> [WORK INSTRUCTIONS]:
Read the records and gather each line that includes "尊敬师长".

Data entries:
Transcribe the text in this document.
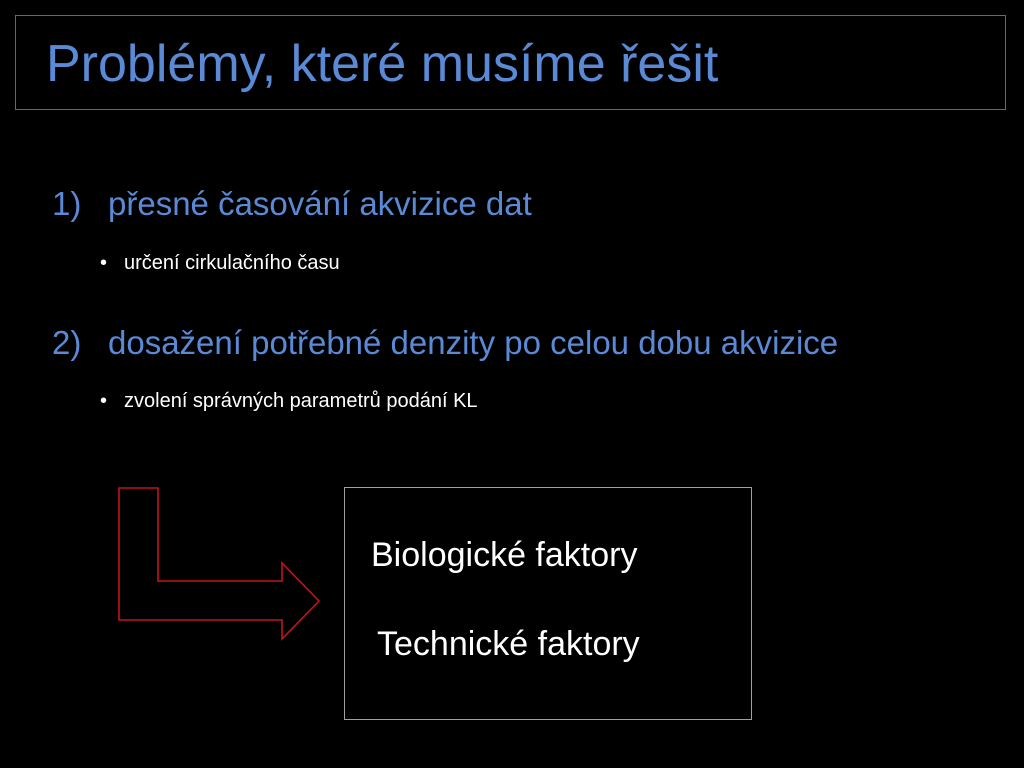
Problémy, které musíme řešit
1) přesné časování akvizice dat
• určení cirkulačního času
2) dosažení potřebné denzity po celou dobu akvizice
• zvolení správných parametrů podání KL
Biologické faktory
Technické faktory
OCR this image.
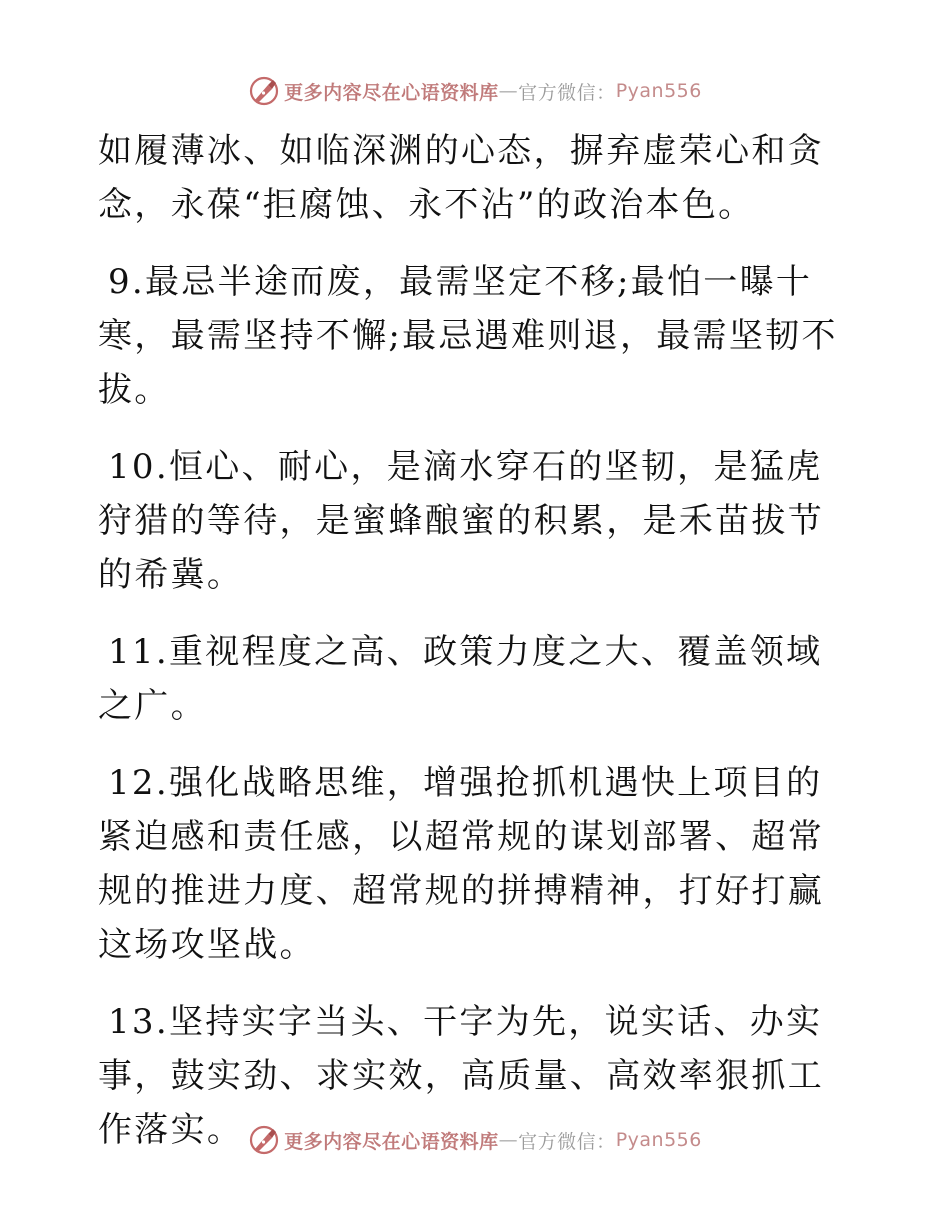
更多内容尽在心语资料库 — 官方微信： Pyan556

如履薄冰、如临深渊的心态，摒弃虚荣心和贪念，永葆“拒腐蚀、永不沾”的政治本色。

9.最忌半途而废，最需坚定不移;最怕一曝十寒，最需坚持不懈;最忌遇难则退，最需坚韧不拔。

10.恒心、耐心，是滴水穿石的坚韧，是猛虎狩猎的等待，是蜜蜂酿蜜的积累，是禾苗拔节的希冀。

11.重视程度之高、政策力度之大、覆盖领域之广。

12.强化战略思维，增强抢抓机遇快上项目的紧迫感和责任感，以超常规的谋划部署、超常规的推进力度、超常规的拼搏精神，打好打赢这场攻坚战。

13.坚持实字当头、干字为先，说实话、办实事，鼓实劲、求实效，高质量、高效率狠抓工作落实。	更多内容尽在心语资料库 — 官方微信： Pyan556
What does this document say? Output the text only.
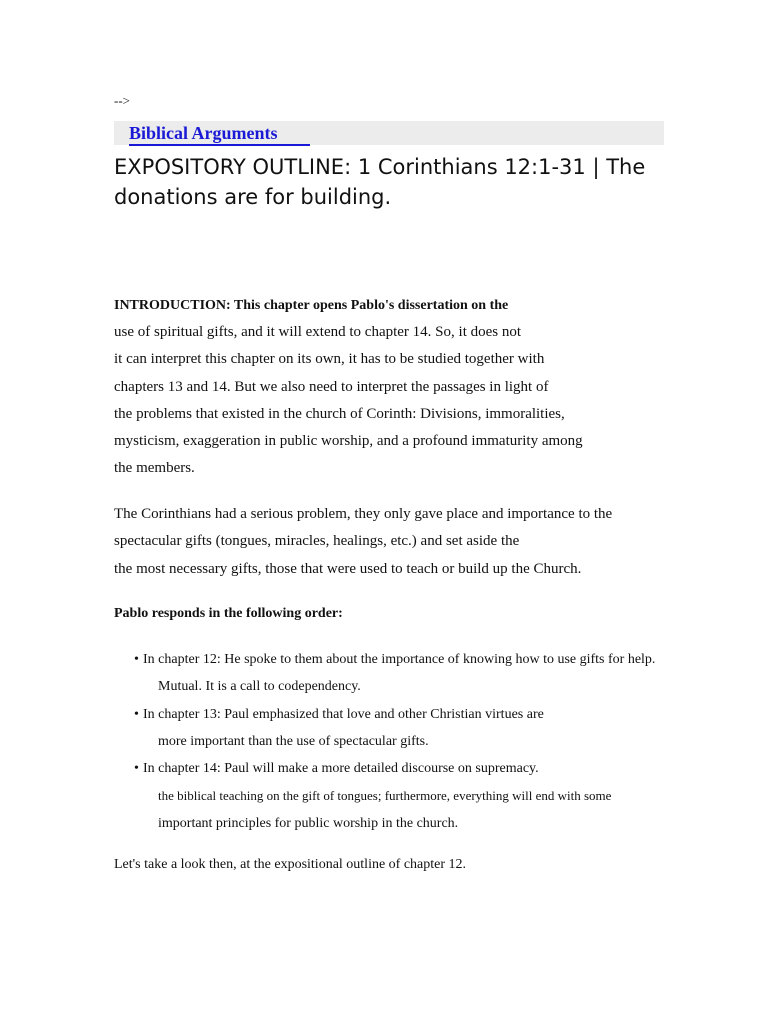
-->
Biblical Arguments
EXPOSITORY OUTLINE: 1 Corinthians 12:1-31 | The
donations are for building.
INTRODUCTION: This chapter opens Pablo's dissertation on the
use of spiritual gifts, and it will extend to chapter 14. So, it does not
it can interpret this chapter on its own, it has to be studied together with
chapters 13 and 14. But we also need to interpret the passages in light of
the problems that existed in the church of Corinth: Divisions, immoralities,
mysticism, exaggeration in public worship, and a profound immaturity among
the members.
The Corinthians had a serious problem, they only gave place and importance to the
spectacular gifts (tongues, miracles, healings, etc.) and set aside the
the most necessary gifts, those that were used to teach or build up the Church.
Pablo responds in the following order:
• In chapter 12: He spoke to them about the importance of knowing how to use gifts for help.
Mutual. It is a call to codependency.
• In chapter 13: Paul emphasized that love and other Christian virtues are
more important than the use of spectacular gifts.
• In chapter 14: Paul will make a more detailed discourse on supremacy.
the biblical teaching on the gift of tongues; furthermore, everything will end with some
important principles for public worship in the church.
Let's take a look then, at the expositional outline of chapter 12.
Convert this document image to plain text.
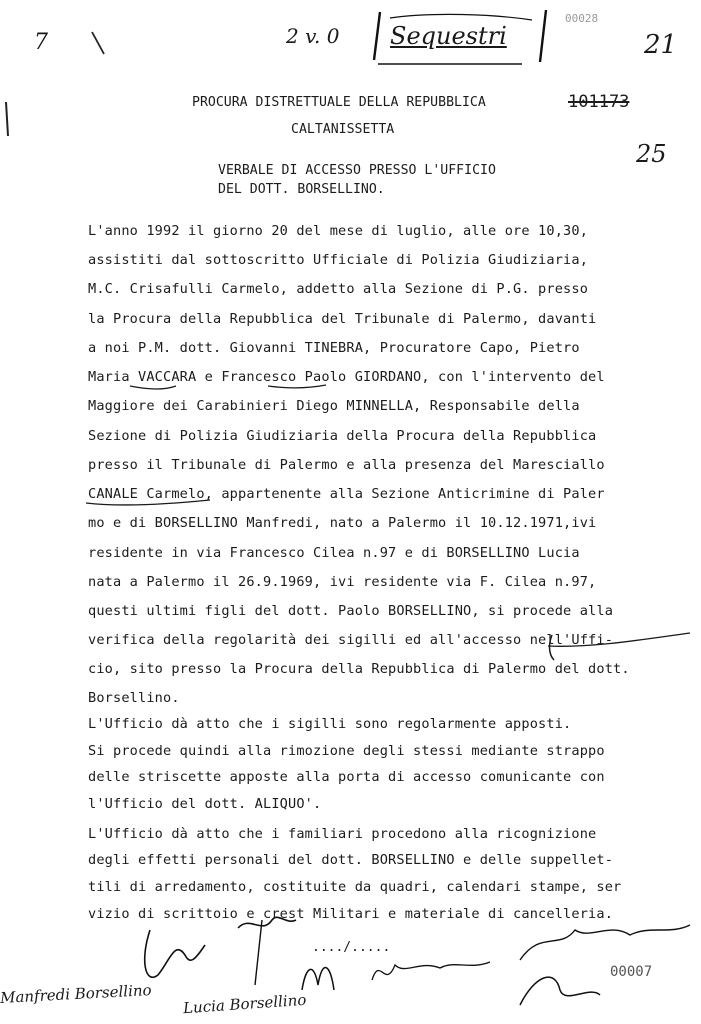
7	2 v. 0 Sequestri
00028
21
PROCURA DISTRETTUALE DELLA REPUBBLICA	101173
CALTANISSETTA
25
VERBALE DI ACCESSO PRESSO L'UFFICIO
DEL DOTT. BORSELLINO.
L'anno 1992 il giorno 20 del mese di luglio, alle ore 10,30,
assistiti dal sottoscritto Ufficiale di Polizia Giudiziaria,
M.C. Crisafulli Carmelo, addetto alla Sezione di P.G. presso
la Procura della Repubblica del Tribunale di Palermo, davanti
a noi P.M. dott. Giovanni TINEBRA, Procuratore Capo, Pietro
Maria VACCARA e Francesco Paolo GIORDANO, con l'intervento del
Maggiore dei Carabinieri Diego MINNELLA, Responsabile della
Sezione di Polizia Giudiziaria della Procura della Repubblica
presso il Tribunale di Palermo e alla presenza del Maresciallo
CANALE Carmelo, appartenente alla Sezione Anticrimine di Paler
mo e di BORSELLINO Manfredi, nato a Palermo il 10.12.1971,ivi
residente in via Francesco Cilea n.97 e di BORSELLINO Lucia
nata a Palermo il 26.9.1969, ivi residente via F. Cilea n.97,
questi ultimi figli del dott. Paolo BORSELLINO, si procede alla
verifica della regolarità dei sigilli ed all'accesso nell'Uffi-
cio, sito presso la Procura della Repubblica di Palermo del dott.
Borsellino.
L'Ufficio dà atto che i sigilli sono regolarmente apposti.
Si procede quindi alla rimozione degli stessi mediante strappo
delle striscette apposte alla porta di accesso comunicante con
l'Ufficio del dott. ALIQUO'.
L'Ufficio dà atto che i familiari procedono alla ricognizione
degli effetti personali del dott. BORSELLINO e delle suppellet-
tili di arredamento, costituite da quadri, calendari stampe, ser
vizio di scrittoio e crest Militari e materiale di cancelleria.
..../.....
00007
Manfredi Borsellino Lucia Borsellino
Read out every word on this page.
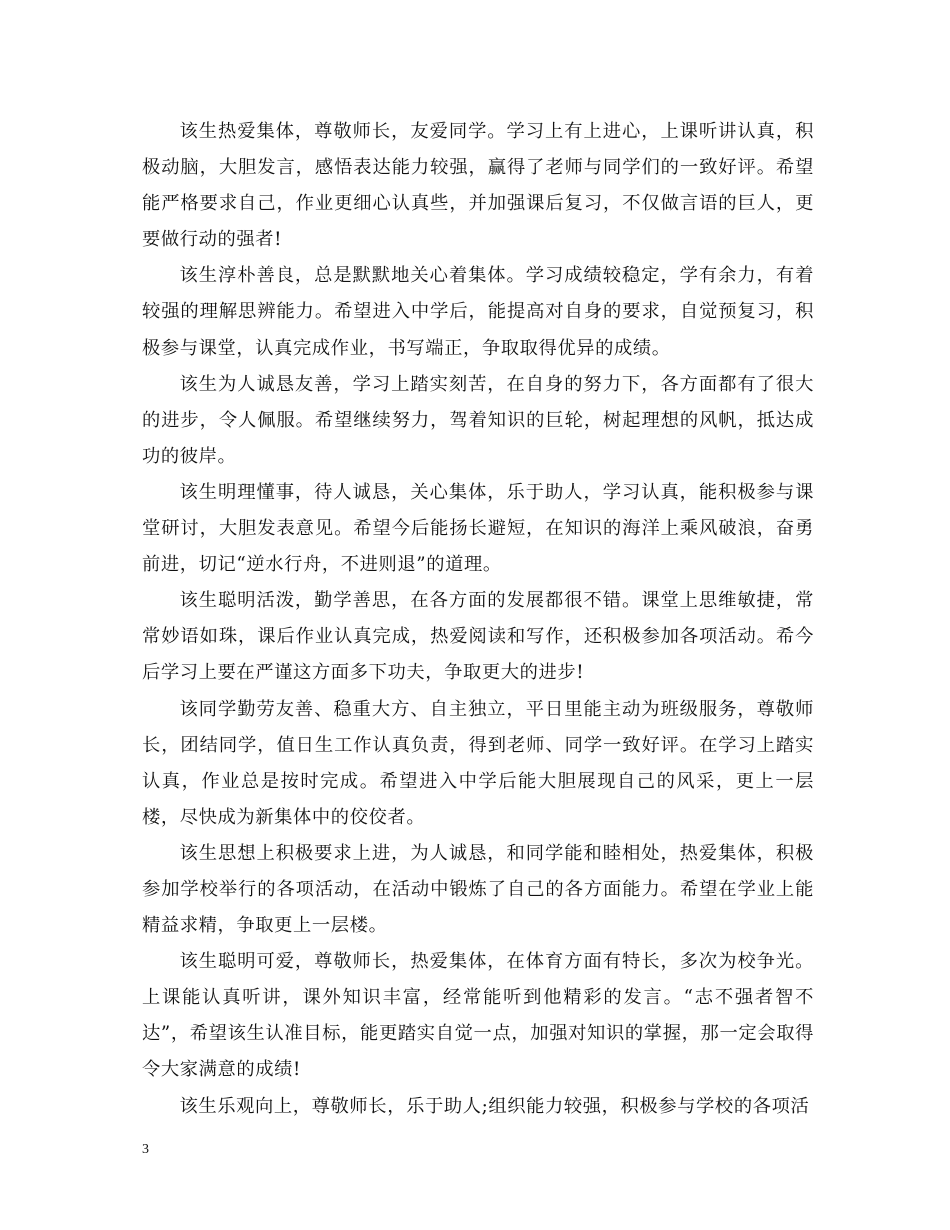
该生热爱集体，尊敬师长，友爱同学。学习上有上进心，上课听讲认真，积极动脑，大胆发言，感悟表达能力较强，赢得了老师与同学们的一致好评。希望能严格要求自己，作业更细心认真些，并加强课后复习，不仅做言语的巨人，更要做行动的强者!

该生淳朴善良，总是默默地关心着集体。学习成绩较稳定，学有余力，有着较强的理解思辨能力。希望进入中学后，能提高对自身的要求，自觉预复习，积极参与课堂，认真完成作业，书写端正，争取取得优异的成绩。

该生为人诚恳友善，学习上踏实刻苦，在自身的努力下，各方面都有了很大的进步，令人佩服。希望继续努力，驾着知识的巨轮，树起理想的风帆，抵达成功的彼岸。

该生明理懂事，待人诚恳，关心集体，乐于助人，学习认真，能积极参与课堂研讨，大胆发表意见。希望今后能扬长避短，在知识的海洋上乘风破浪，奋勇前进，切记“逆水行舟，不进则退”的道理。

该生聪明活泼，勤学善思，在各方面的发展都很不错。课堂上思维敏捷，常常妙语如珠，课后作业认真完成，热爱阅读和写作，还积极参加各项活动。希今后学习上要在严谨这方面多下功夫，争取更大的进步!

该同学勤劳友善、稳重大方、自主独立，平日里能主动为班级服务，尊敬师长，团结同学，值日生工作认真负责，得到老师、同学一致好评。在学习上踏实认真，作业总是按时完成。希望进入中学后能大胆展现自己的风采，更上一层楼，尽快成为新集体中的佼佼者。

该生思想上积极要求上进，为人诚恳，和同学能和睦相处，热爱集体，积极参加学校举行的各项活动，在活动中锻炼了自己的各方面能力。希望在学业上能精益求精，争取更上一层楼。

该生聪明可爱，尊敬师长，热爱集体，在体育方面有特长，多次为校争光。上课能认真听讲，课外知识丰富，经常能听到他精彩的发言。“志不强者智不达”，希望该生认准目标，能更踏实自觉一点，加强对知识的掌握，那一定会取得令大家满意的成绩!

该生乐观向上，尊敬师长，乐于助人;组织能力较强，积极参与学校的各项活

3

> [TASK RESPONSE]:
该生热爱集体，尊敬师长，友爱同学。学习上有上进心，上课听讲认真，积极动脑，大胆发言，感悟表达能力较强，赢得了老师与同学们的一致好评。希望能严格要求自己，作业更细心认真些，并加强课后复习，不仅做言语的巨人，更要做行动的强者!
该同学勤劳友善、稳重大方、自主独立，平日里能主动为班级服务，尊敬师长，团结同学，值日生工作认真负责，得到老师、同学一致好评。在学习上踏实认真，作业总是按时完成。希望进入中学后能大胆展现自己的风采，更上一层楼，尽快成为新集体中的佼佼者。
该生聪明可爱，尊敬师长，热爱集体，在体育方面有特长，多次为校争光。上课能认真听讲，课外知识丰富，经常能听到他精彩的发言。“志不强者智不达”，希望该生认准目标，能更踏实自觉一点，加强对知识的掌握，那一定会取得令大家满意的成绩!
该生乐观向上，尊敬师长，乐于助人;组织能力较强，积极参与学校的各项活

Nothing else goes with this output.